| EXTRAIT |
⁂
Le 30 août, jeudi noir, restera dans l’histoire du Sénégal comme la journée tragique des guillotines durant laquelle Macky Sall a tenté impitoyablement d’éliminer des adversaires potentiels aux élections de 2019. C’est ce qui nous réconforte dans notre conviction que Macky Sall est inquiet et affaibli !
Néanmoins, je suis lassé par tant de trahisons, fatigué par cet abaissement de l’intelligence et de la dignité, déçu par tant d’ignominies. Je dis ma colère devant la férocité des responsables politiques de ce pays, ma hantise devant les tyrannies qui renaissent, mon effroi devant la fachosphère qui s’installe et ma tristesse devant les carrières brisées. En lisant la déclaration de Khalifa Sall, j’ai été émerveillé par tant de grâce, subjugué par tant d’allure, d’allant et d’élan, ébloui par tant de classe, de dignité, de hauteur et de grandeur.
L’image de notre pays a été inexorablement abimée par ce qui vient de se passer. Quand dans un pays les critiques les plus acerbes sur l’indépendance de la magistrature viennent des magistrats eux-mêmes au niveau le plus élevé entrainant leurs démissions des instances dirigées par le Président de la République lui-même pour déficit de transparence. Cette justice-là, perd toute crédibilité non seulement en politique mais également dans l’environnement des affaires où les investissements étrangers trouveront le pays peu attrayant parce que trop risqué. Quand l’organisation Amnesty international fustige la justice du Sénégal pour son absence d’indépendance et de transparence, lorsque les décisions de nos tribunaux sont rejetées par un arrêté de la CEDEAO pour vices de procédure, cette justice doit faire son introspection pour la dignité de la profession.
Je voudrais à ce propos partagé avec vous la réflexion de l’éminent académicien et avocat français, Maurice GARÇON (avocat des procès de l’après-guerre Petain et Laval de la guerre d’Algérie, Salan et Jouhaud, et attentat du petit-clamart), qui disait : « Les politiciens sont abjects, leurs intérêts électoraux ou d’argent leur font faire des ignominies ».
⁂
| DONNÉES |
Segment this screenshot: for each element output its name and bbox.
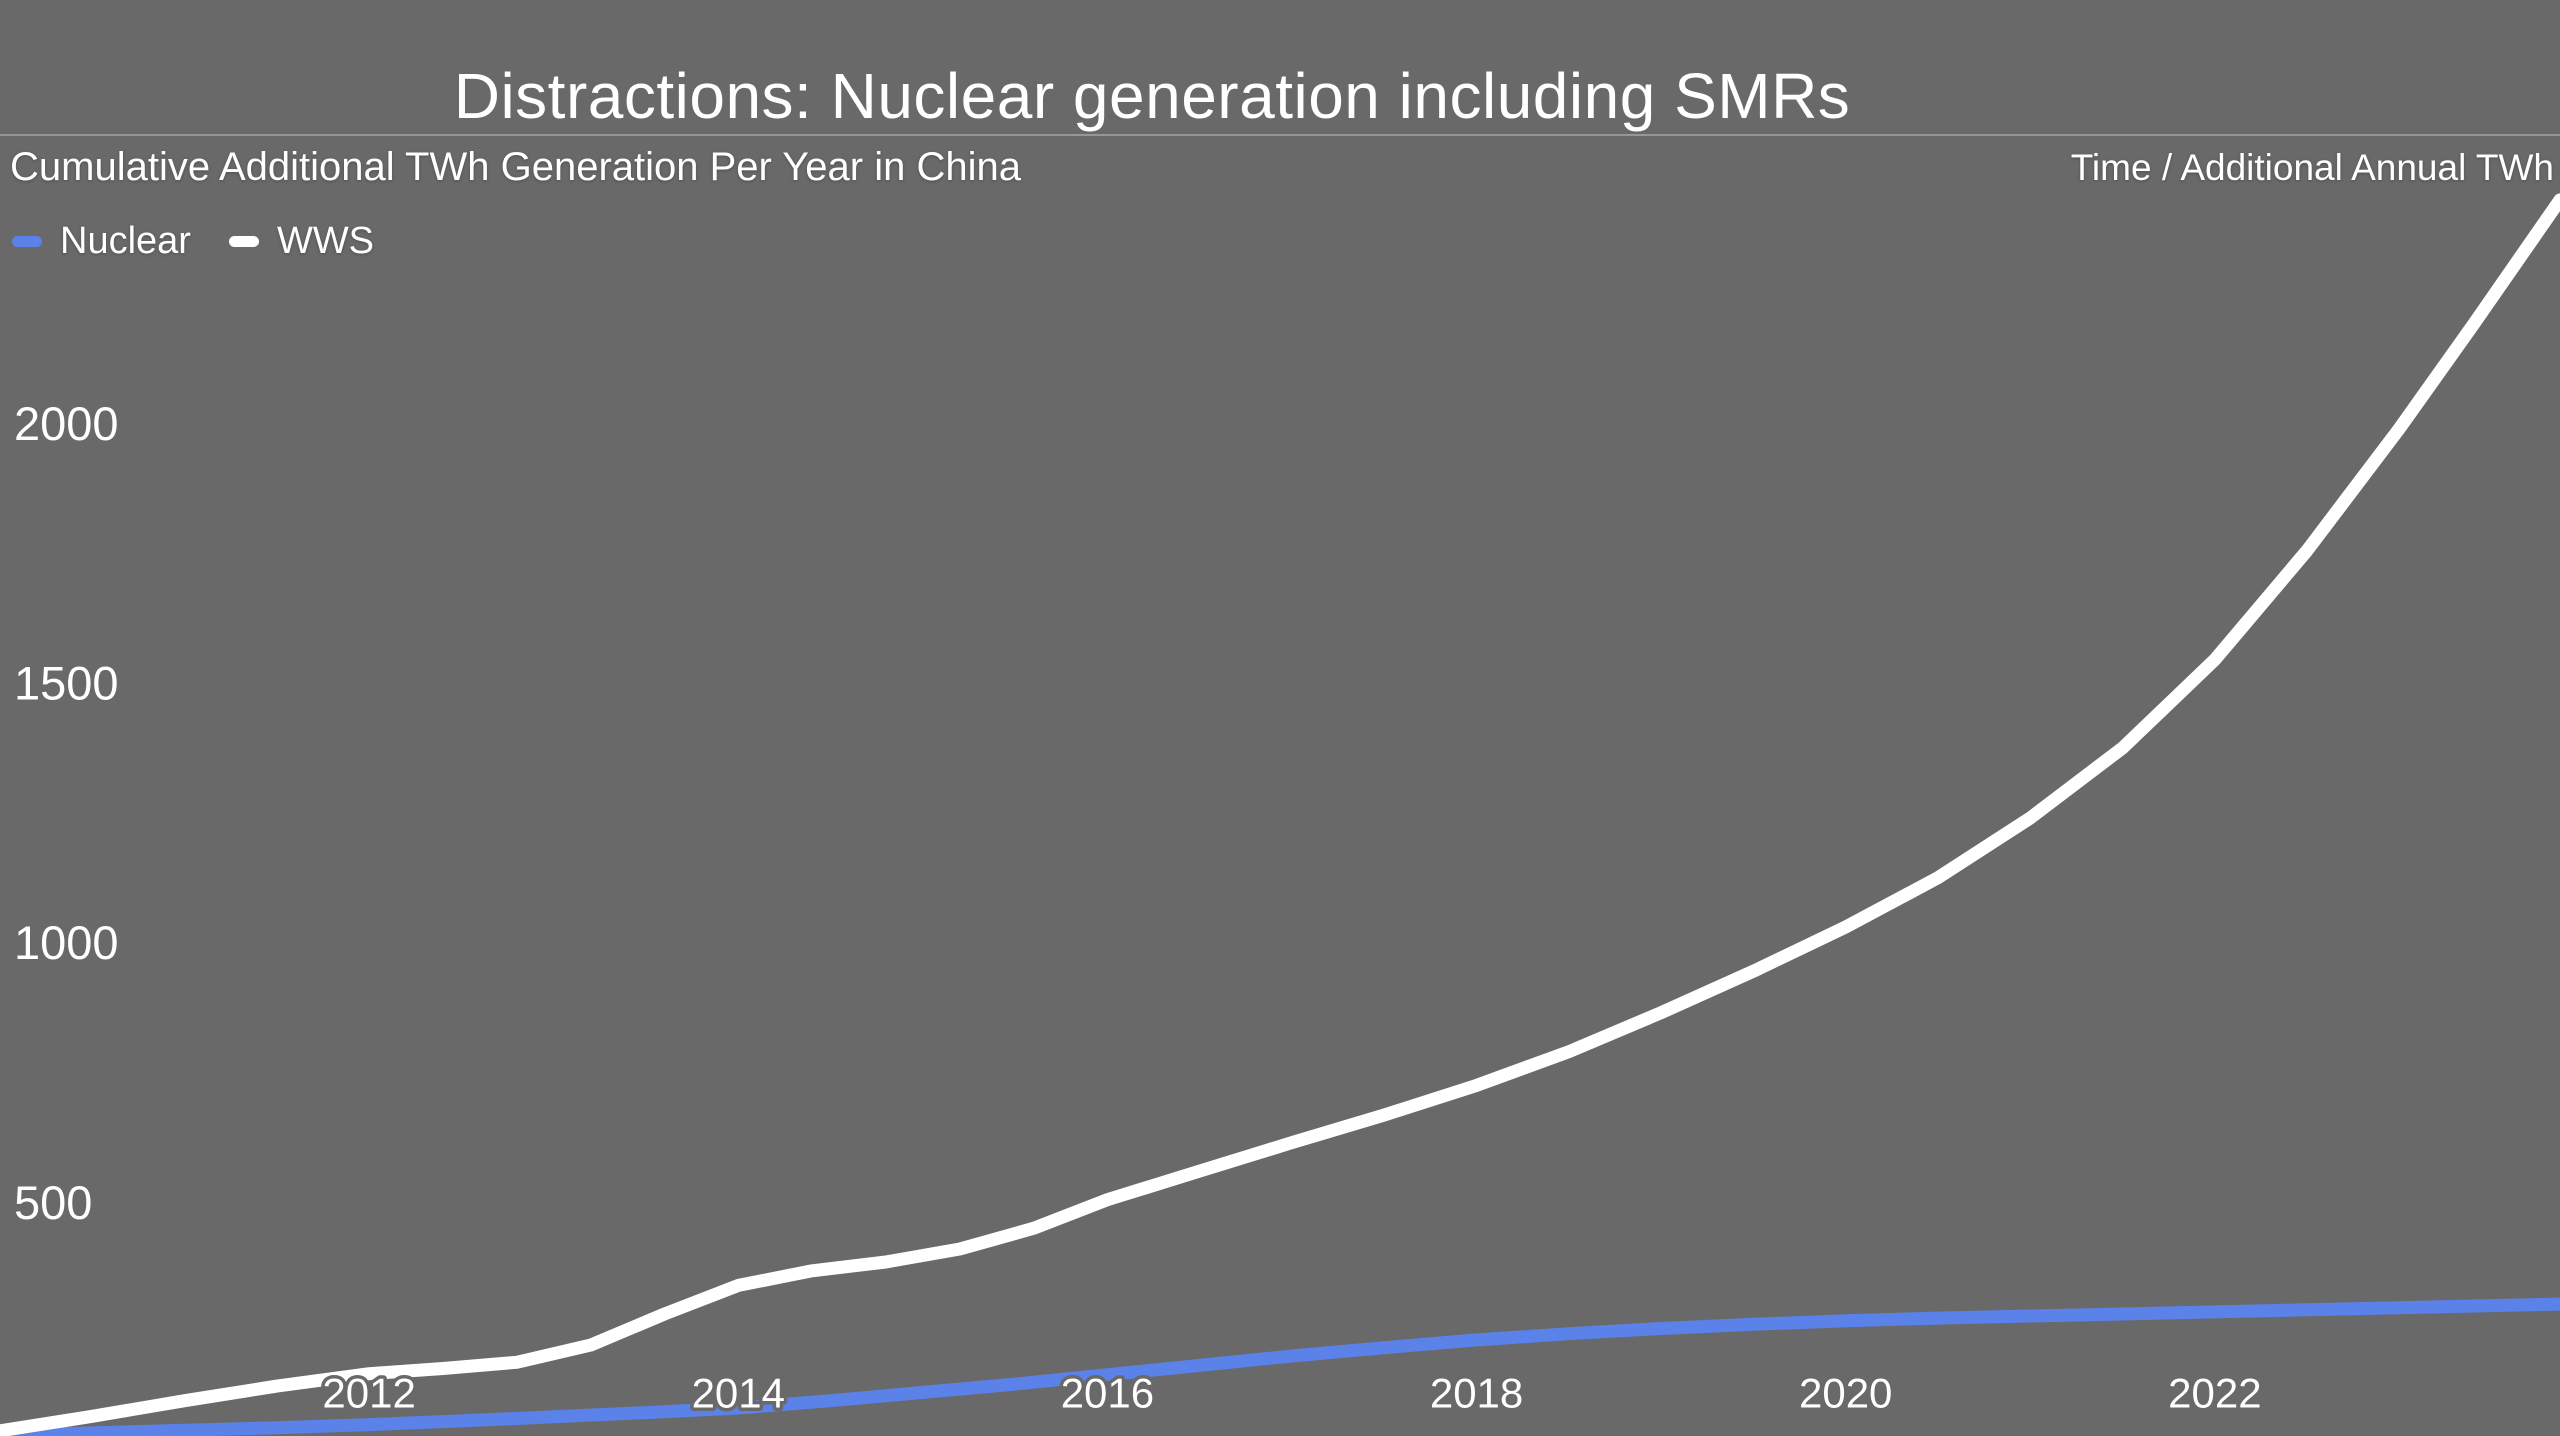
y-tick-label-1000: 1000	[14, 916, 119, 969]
⁂
| CONSIGNES |
**1.** Résumez en deux phrases la tribune sur la journée du 30 août au Sénégal.
**2.** Reprenez la tribune sur la journée du 30 août au Sénégal à la suite de sa dernière phrase.

| EXERCICES CORRIGÉS |
**1.** La tribune présente le 30 août comme la journée tragique où Macky Sall a tenté d'éliminer des adversaires potentiels aux élections de 2019, y voit le signe de son inquiétude et de son affaiblissement, dit sa colère devant la férocité des responsables politiques et salue la dignité de la déclaration de Khalifa Sall. Elle juge que l'image du pays en sort abîmée et que la justice, critiquée par ses propres magistrats et par Amnesty International et désavouée par un arrêt de la CEDEAO, perd toute crédibilité et doit faire son introspection.

**2.**
Maurice GARÇON est encore sans appel quand il parle des magistrats :
« Pour les magistrats, c’est autre chose. La décoration et l’avancement en font des valets. Ils sont lâches, trembleurs et pusillanimes. Ils ont peur de leur ombre dès que se manifeste une intervention un peu puissante. Toutes leurs palinodies leurs sont bonnes lorsqu’il s’agit de flatter le pouvoir. Leur prétendue indépendance dont ils parlent est une plaisanterie. Plus ils gravissent les échelons des honneurs, plus ils sont serviles. Pour faire la grande carrière, il faut avoir accumulé tant de platitudes qu’on peut dire que leur bassesse est proportionnelle à leur élévation. Voilà pourquoi Paris est pire que tout. Pour en arriver là, il faut avoir tant de fois courber l’échine et servir les maitres diverses que toute moralité est absente. Ils sont d’ailleurs ingrats si le gouvernement change, ils se mettront au service de celui qui tient présentement le pouvoir et jetteront impitoyablement en prison ceux dont quinze (15) jours avant ils léchaient encore les bottes et auxquels ils doivent ce qu’ils sont devenus. Vivre quotidiennement avec des gens qu’on méprise, passer des journées dans une maison sale et respirer dans un air plein de miasmes, voilà pourtant ma destinée ».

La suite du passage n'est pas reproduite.